───── DATA ENTRIES
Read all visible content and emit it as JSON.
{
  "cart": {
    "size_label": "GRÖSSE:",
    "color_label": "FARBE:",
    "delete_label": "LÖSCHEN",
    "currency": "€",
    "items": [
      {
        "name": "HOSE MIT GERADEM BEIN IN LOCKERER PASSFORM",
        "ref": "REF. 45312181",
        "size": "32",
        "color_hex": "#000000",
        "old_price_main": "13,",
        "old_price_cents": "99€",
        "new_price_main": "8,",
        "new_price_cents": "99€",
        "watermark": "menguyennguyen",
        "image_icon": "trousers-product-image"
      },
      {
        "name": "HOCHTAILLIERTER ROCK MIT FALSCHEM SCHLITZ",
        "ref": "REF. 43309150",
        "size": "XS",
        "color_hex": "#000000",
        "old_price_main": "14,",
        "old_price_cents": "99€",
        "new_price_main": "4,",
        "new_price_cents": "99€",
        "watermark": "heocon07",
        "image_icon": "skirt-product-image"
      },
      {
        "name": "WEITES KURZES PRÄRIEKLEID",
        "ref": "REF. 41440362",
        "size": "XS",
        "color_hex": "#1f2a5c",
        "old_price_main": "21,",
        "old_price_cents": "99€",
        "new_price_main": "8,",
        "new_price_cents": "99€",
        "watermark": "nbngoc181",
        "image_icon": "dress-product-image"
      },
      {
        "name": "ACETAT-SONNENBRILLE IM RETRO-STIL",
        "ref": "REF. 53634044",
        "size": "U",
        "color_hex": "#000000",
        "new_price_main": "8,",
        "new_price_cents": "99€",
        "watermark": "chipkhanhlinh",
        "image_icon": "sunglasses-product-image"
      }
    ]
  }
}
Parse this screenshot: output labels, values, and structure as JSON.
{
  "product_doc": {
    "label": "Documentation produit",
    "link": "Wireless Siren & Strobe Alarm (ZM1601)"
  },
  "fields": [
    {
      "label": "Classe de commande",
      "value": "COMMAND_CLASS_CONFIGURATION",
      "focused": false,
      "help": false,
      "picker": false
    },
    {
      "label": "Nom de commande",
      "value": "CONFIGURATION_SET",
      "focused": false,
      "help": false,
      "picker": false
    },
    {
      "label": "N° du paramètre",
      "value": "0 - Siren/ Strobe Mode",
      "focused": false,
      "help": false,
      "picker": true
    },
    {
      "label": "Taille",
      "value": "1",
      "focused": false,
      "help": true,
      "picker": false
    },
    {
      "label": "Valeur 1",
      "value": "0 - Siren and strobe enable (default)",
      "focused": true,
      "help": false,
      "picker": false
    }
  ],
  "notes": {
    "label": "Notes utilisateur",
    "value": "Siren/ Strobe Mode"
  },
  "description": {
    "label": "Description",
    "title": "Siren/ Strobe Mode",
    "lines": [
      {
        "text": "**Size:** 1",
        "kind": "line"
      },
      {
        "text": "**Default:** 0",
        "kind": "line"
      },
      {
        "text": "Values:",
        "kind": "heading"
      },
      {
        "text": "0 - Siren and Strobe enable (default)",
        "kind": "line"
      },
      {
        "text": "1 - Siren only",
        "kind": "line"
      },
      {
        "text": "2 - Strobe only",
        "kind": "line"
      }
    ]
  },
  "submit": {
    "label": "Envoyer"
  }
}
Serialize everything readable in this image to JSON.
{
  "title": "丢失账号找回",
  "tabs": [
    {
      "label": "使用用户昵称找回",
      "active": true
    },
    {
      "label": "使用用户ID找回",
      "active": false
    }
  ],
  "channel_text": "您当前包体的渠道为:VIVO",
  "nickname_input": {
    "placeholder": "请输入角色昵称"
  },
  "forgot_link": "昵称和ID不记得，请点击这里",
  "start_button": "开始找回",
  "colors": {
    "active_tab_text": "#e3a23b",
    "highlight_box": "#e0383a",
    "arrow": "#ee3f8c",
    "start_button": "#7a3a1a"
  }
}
──────────
Which lines in the records above contain the string "Siren"? Copy each one.

    "link": "Wireless Siren & Strobe Alarm (ZM1601)"
      "value": "0 - Siren/ Strobe Mode",
      "value": "0 - Siren and strobe enable (default)",
    "value": "Siren/ Strobe Mode"
    "title": "Siren/ Strobe Mode",
        "text": "0 - Siren and Strobe enable (default)",
        "text": "1 - Siren only",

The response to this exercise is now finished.